Set exercise:
Extract every line that includes the string "二硫化碳解吸".

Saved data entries
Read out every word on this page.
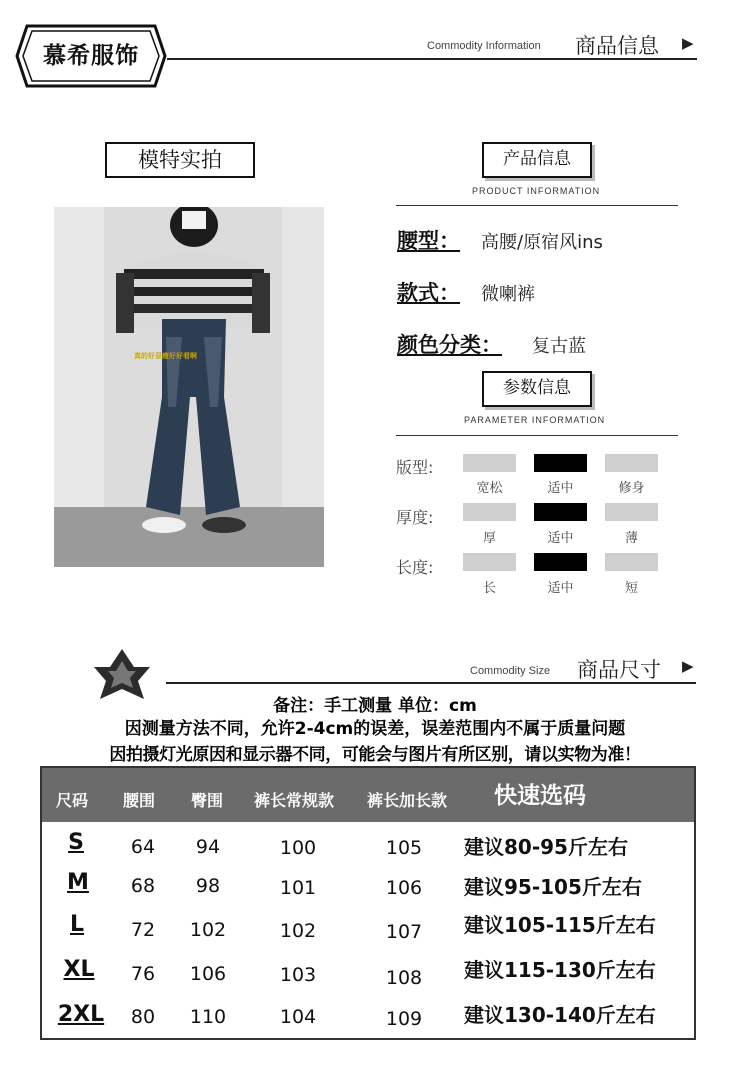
慕希服饰	Commodity Information 商品信息 ▶
模特实拍
真的好显瘦好好看啊
产品信息
PRODUCT INFORMATION
腰型： 高腰/原宿风ins
款式： 微喇裤
颜色分类： 复古蓝
参数信息
PARAMETER INFORMATION
版型:
宽松	适中	修身
厚度:
厚	适中	薄
长度:
长	适中	短
Commodity Size 商品尺寸 ▶
备注：手工测量 单位：cm
因测量方法不同，允许2-4cm的误差，误差范围内不属于质量问题
因拍摄灯光原因和显示器不同，可能会与图片有所区别，请以实物为准！
尺码 腰围 臀围 裤长常规款 裤长加长款 快速选码
S	64	94	100	105	建议80-95斤左右
M	68	98	101	106	建议95-105斤左右
L	72	102	102	107	建议105-115斤左右
XL	76	106	103	108	建议115-130斤左右
2XL	80	110	104	109	建议130-140斤左右
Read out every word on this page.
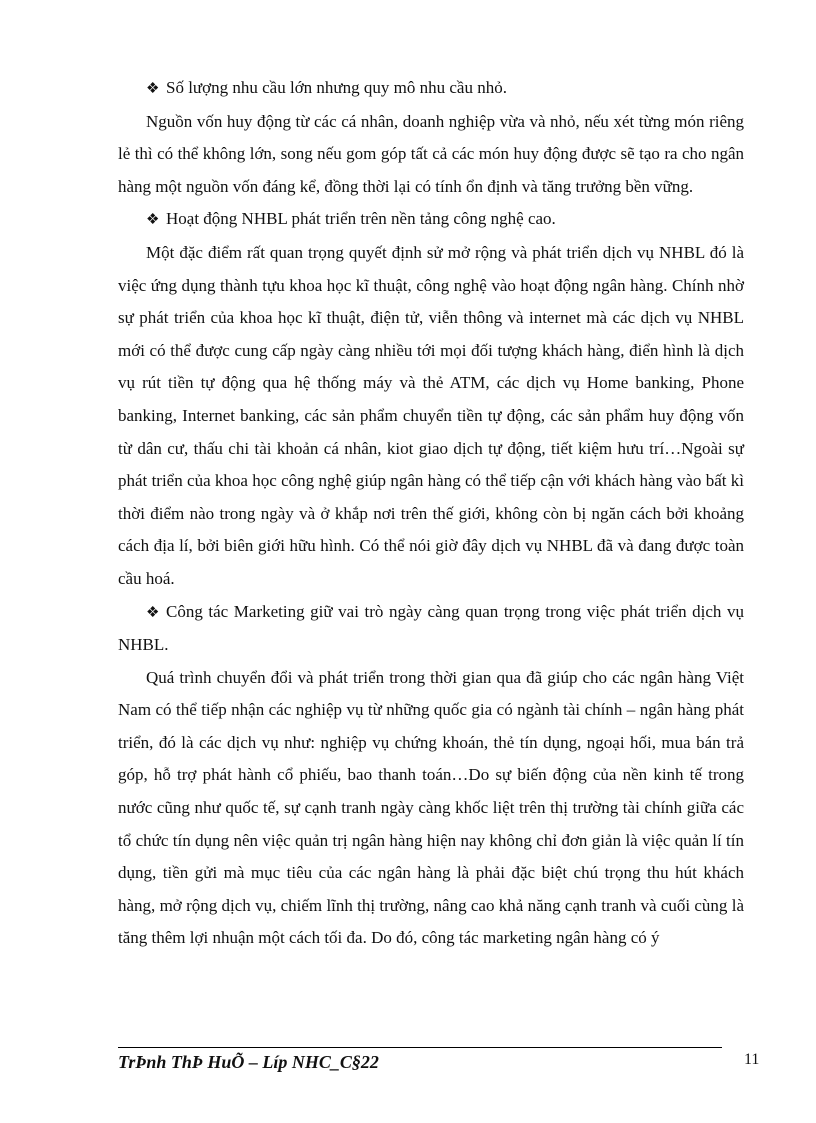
❖ Số lượng nhu cầu lớn nhưng quy mô nhu cầu nhỏ.

Nguồn vốn huy động từ các cá nhân, doanh nghiệp vừa và nhỏ, nếu xét từng món riêng lẻ thì có thể không lớn, song nếu gom góp tất cả các món huy động được sẽ tạo ra cho ngân hàng một nguồn vốn đáng kể, đồng thời lại có tính ổn định và tăng trưởng bền vững.

❖ Hoạt động NHBL phát triển trên nền tảng công nghệ cao.

Một đặc điểm rất quan trọng quyết định sử mở rộng và phát triển dịch vụ NHBL đó là việc ứng dụng thành tựu khoa học kĩ thuật, công nghệ vào hoạt động ngân hàng. Chính nhờ sự phát triển của khoa học kĩ thuật, điện tử, viễn thông và internet mà các dịch vụ NHBL mới có thể được cung cấp ngày càng nhiều tới mọi đối tượng khách hàng, điển hình là dịch vụ rút tiền tự động qua hệ thống máy và thẻ ATM, các dịch vụ Home banking, Phone banking, Internet banking, các sản phẩm chuyển tiền tự động, các sản phẩm huy động vốn từ dân cư, thấu chi tài khoản cá nhân, kiot giao dịch tự động, tiết kiệm hưu trí…Ngoài sự phát triển của khoa học công nghệ giúp ngân hàng có thể tiếp cận với khách hàng vào bất kì thời điểm nào trong ngày và ở khắp nơi trên thế giới, không còn bị ngăn cách bởi khoảng cách địa lí, bởi biên giới hữu hình. Có thể nói giờ đây dịch vụ NHBL đã và đang được toàn cầu hoá.

❖ Công tác Marketing giữ vai trò ngày càng quan trọng trong việc phát triển dịch vụ NHBL.

Quá trình chuyển đổi và phát triển trong thời gian qua đã giúp cho các ngân hàng Việt Nam có thể tiếp nhận các nghiệp vụ từ những quốc gia có ngành tài chính – ngân hàng phát triển, đó là các dịch vụ như: nghiệp vụ chứng khoán, thẻ tín dụng, ngoại hối, mua bán trả góp, hỗ trợ phát hành cổ phiếu, bao thanh toán…Do sự biến động của nền kinh tế trong nước cũng như quốc tế, sự cạnh tranh ngày càng khốc liệt trên thị trường tài chính giữa các tổ chức tín dụng nên việc quản trị ngân hàng hiện nay không chỉ đơn giản là việc quản lí tín dụng, tiền gửi mà mục tiêu của các ngân hàng là phải đặc biệt chú trọng thu hút khách hàng, mở rộng dịch vụ, chiếm lĩnh thị trường, nâng cao khả năng cạnh tranh và cuối cùng là tăng thêm lợi nhuận một cách tối đa. Do đó, công tác marketing ngân hàng có ý

TrÞnh ThÞ HuÕ – Líp NHC_C§22	11
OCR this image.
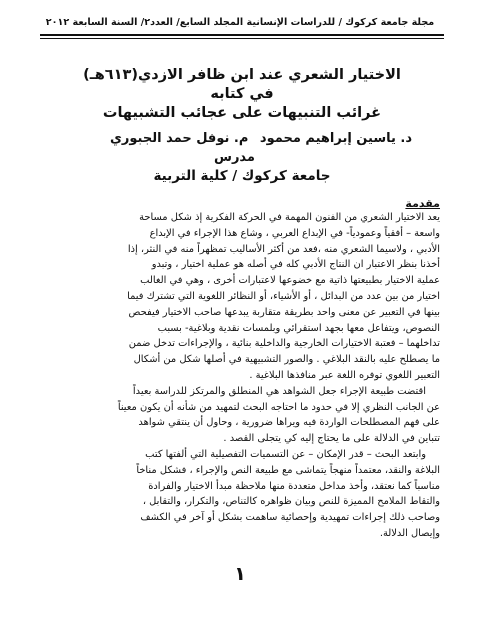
مجلة جامعة كركوك / للدراسات الإنسانية المجلد السابع/ العدد٢/ السنة السابعة ٢٠١٢
الاختيار الشعري عند ابن ظافر الازدي(٦١٣هـ)
في كتابه
غرائب التنبيهات على عجائب التشبيهات
د. ياسين إبراهيم محمود
م. نوفل حمد الجبوري
مدرس
جامعة كركوك / كلية التربية
مقدمة
يعد الاختيار الشعري من الفنون المهمة في الحركة الفكرية إذ شكل مساحة
واسعة – أفقياً وعمودياً- في الإبداع العربي ، وشاع هذا الإجراء في الإبداع
الأدبي ، ولاسيما الشعري منه ،فعد من أكثر الأساليب تمظهراً منه في النثر، إذا
أخذنا بنظر الاعتبار ان النتاج الأدبي كله في أصله هو عملية اختيار ، وتبدو
عملية الاختيار بطبيعتها ذاتية مع خضوعها لاعتبارات أخرى ، وهي في الغالب
اختيار من بين عدد من البدائل ، أو الأشياء، أو النظائر اللغوية التي تشترك فيما
بينها في التعبير عن معنى واحد بطريقة متقاربة يبدعها صاحب الاختيار فيفحص
النصوص، ويتفاعل معها بجهد استقرائي وبلمسات نقدية وبلاغية- بسبب
تداخلهما – فعتبة الاختيارات الخارجية والداخلية بنائية ، والإجراءات تدخل ضمن
ما يصطلح عليه بالنقد البلاغي . والصور التشبيهية في أصلها شكل من أشكال
التعبير اللغوي توفره اللغة عبر منافذها البلاغية .
اقتضت طبيعة الإجراء جعل الشواهد هي المنطلق والمرتكز للدراسة بعيداً
عن الجانب النظري إلا في حدود ما احتاجه البحث لتمهيد من شأنه أن يكون معيناً
على فهم المصطلحات الواردة فيه ويراها ضرورية ، وحاول أن ينتقي شواهد
تتباين في الدلالة على ما يحتاج إليه كي يتجلى القصد .
وابتعد البحث – قدر الإمكان – عن التسميات التفصيلية التي ألفتها كتب
البلاغة والنقد، معتمداً منهجاً يتماشى مع طبيعة النص والإجراء ، فشكل مناخاً
مناسباً كما نعتقد، وأخذ مداخل متعددة منها ملاحظة مبدأ الاختيار والفرادة
والتقاط الملامح المميزة للنص وبيان ظواهره كالتناص، والتكرار، والتقابل ،
وصاحب ذلك إجراءات تمهيدية وإحصائية ساهمت بشكل أو آخر في الكشف
وإيصال الدلالة.
١
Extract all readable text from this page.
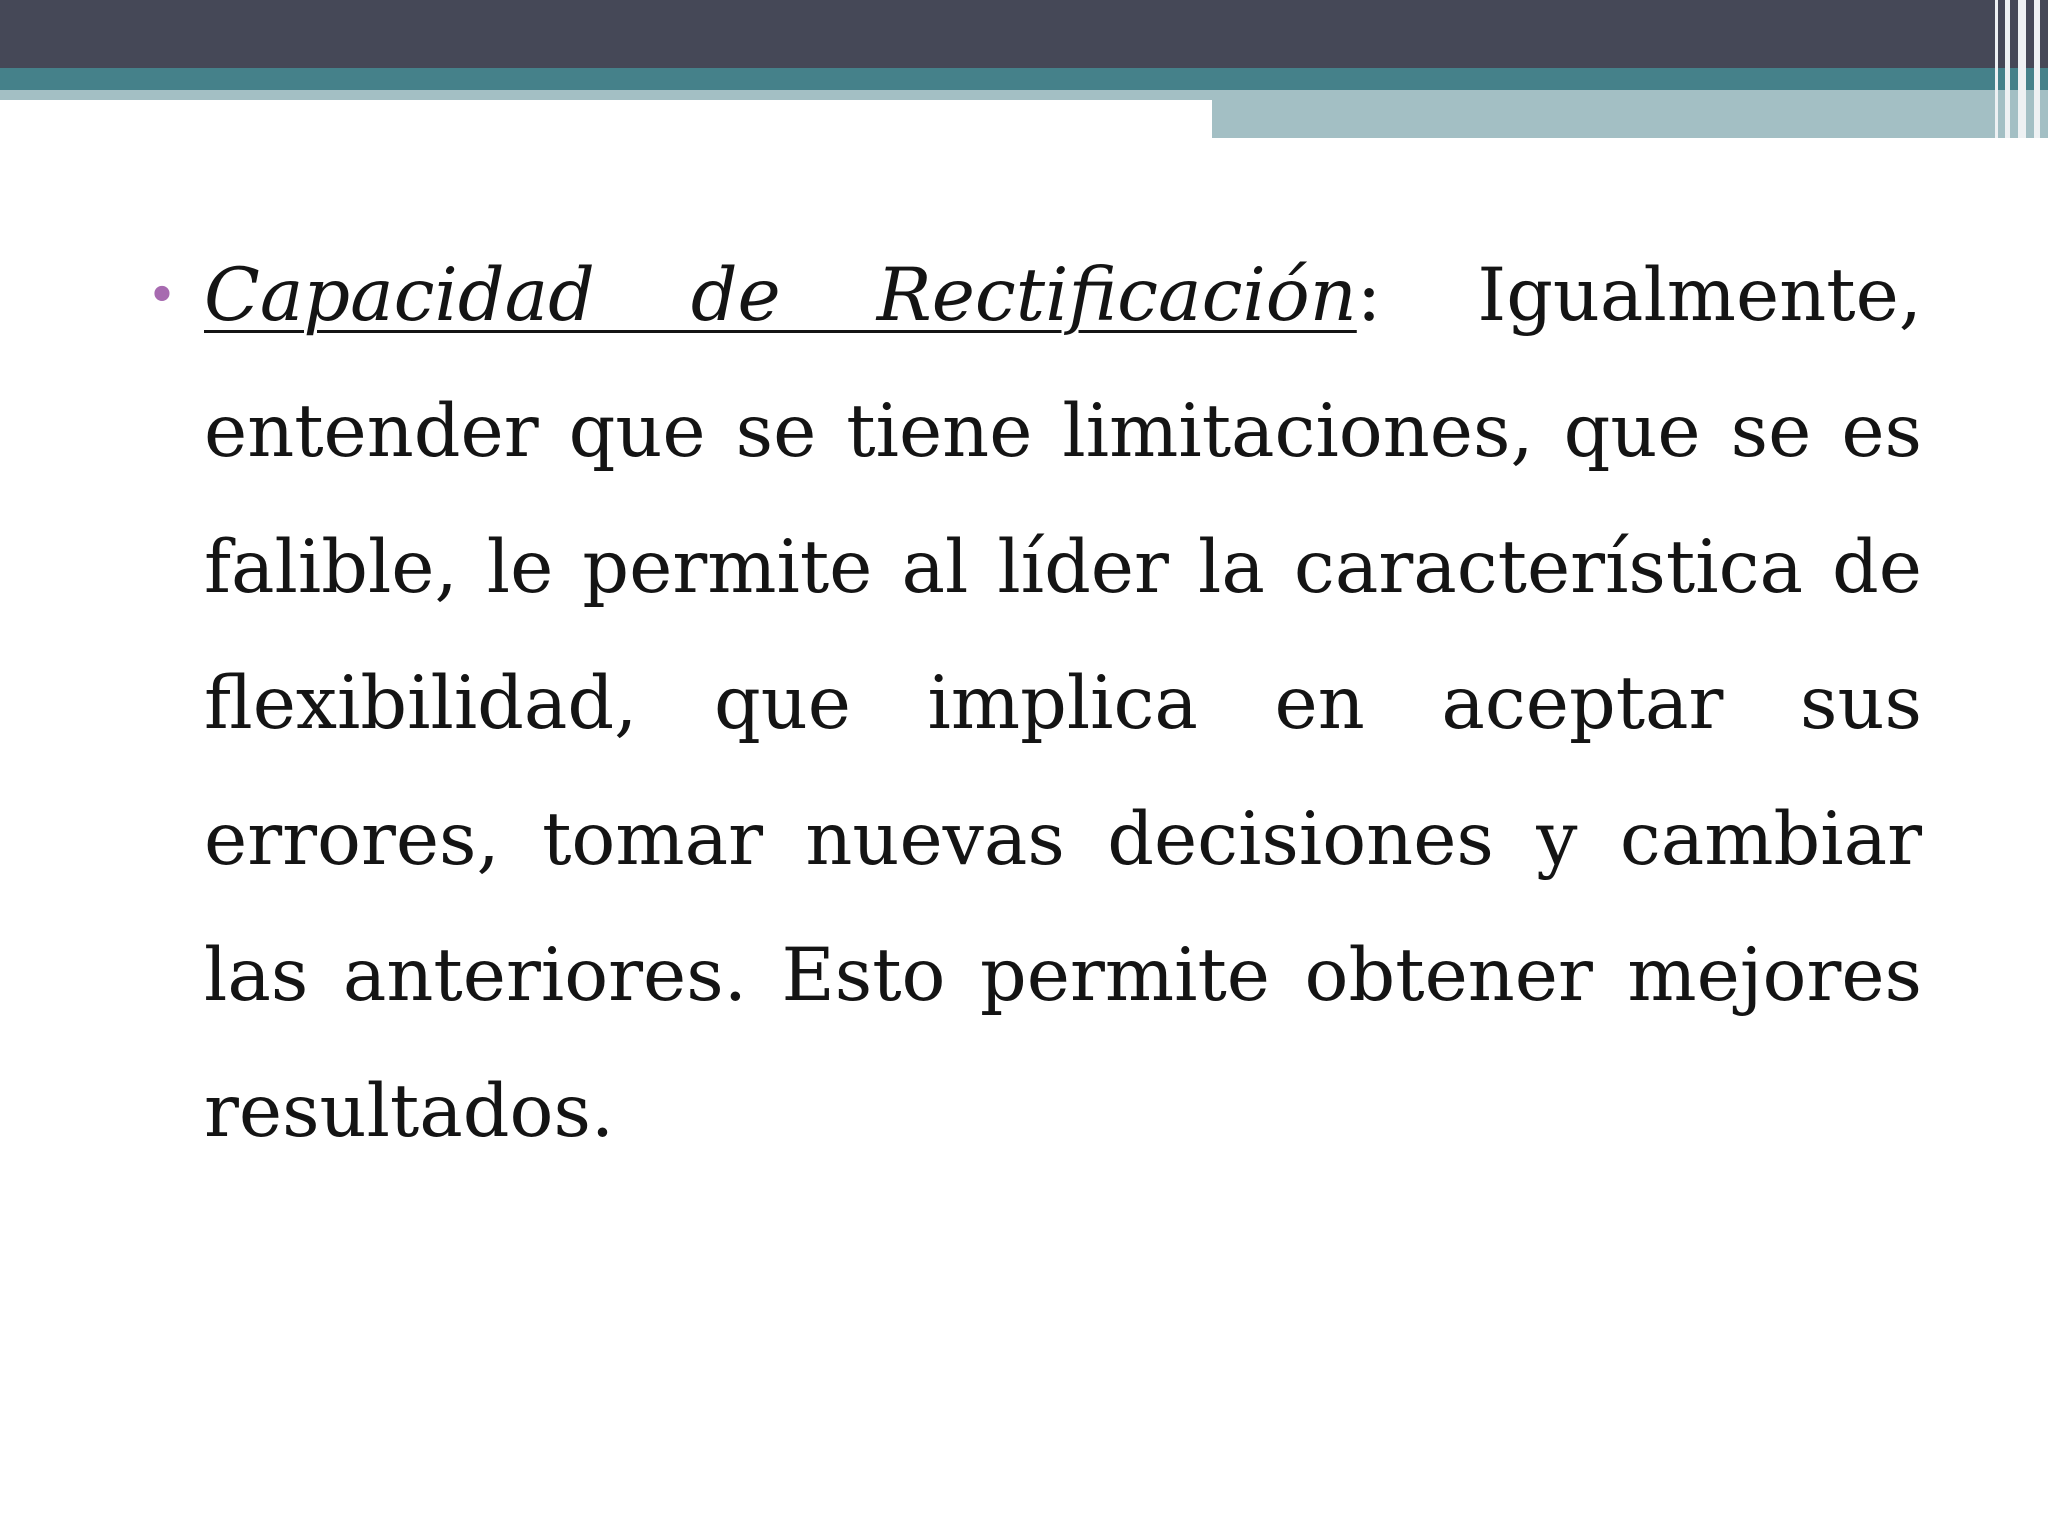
• Capacidad de Rectificación: Igualmente, entender que se tiene limitaciones, que se es falible, le permite al líder la característica de flexibilidad, que implica en aceptar sus errores, tomar nuevas decisiones y cambiar las anteriores. Esto permite obtener mejores resultados.
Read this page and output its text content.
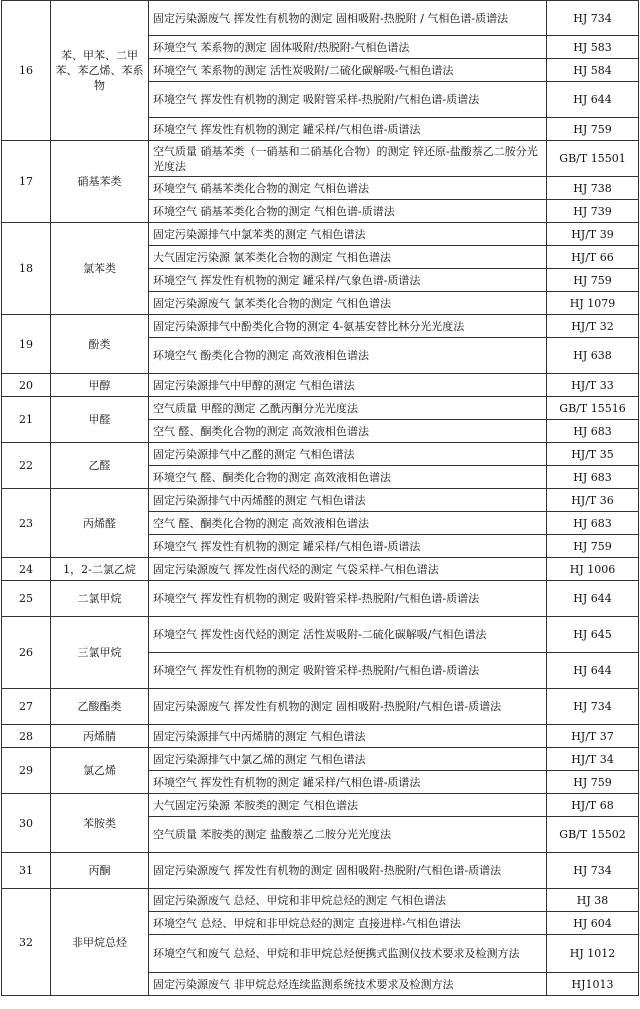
16	苯、甲苯、二甲苯、苯乙烯、苯系物	固定污染源废气 挥发性有机物的测定 固相吸附-热脱附 / 气相色谱-质谱法	HJ 734
		环境空气 苯系物的测定 固体吸附/热脱附-气相色谱法	HJ 583
		环境空气 苯系物的测定 活性炭吸附/二硫化碳解吸-气相色谱法	HJ 584
		环境空气 挥发性有机物的测定 吸附管采样-热脱附/气相色谱-质谱法	HJ 644
		环境空气 挥发性有机物的测定 罐采样/气相色谱-质谱法	HJ 759
17	硝基苯类	空气质量 硝基苯类（一硝基和二硝基化合物）的测定 锌还原-盐酸萘乙二胺分光光度法	GB/T 15501
		环境空气 硝基苯类化合物的测定 气相色谱法	HJ 738
		环境空气 硝基苯类化合物的测定 气相色谱-质谱法	HJ 739
18	氯苯类	固定污染源排气中氯苯类的测定 气相色谱法	HJ/T 39
		大气固定污染源 氯苯类化合物的测定 气相色谱法	HJ/T 66
		环境空气 挥发性有机物的测定 罐采样/气象色谱-质谱法	HJ 759
		固定污染源废气 氯苯类化合物的测定 气相色谱法	HJ 1079
19	酚类	固定污染源排气中酚类化合物的测定 4-氨基安替比林分光光度法	HJ/T 32
		环境空气 酚类化合物的测定 高效液相色谱法	HJ 638
20	甲醇	固定污染源排气中甲醇的测定 气相色谱法	HJ/T 33
21	甲醛	空气质量 甲醛的测定 乙酰丙酮分光光度法	GB/T 15516
		空气 醛、酮类化合物的测定 高效液相色谱法	HJ 683
22	乙醛	固定污染源排气中乙醛的测定 气相色谱法	HJ/T 35
		环境空气 醛、酮类化合物的测定 高效液相色谱法	HJ 683
23	丙烯醛	固定污染源排气中丙烯醛的测定 气相色谱法	HJ/T 36
		空气 醛、酮类化合物的测定 高效液相色谱法	HJ 683
		环境空气 挥发性有机物的测定 罐采样/气相色谱-质谱法	HJ 759
24	1，2-二氯乙烷	固定污染源废气 挥发性卤代烃的测定 气袋采样-气相色谱法	HJ 1006
25	二氯甲烷	环境空气 挥发性有机物的测定 吸附管采样-热脱附/气相色谱-质谱法	HJ 644
26	三氯甲烷	环境空气 挥发性卤代烃的测定 活性炭吸附-二硫化碳解吸/气相色谱法	HJ 645
		环境空气 挥发性有机物的测定 吸附管采样-热脱附/气相色谱-质谱法	HJ 644
27	乙酸酯类	固定污染源废气 挥发性有机物的测定 固相吸附-热脱附/气相色谱-质谱法	HJ 734
28	丙烯腈	固定污染源排气中丙烯腈的测定 气相色谱法	HJ/T 37
29	氯乙烯	固定污染源排气中氯乙烯的测定 气相色谱法	HJ/T 34
		环境空气 挥发性有机物的测定 罐采样/气相色谱-质谱法	HJ 759
30	苯胺类	大气固定污染源 苯胺类的测定 气相色谱法	HJ/T 68
		空气质量 苯胺类的测定 盐酸萘乙二胺分光光度法	GB/T 15502
31	丙酮	固定污染源废气 挥发性有机物的测定 固相吸附-热脱附/气相色谱-质谱法	HJ 734
32	非甲烷总烃	固定污染源废气 总烃、甲烷和非甲烷总烃的测定 气相色谱法	HJ 38
		环境空气 总烃、甲烷和非甲烷总烃的测定 直接进样-气相色谱法	HJ 604
		环境空气和废气 总烃、甲烷和非甲烷总烃便携式监测仪技术要求及检测方法	HJ 1012
		固定污染源废气 非甲烷总烃连续监测系统技术要求及检测方法	HJ1013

Solution to this task:
		环境空气 苯系物的测定 活性炭吸附/二硫化碳解吸-气相色谱法	HJ 584
26	三氯甲烷	环境空气 挥发性卤代烃的测定 活性炭吸附-二硫化碳解吸/气相色谱法	HJ 645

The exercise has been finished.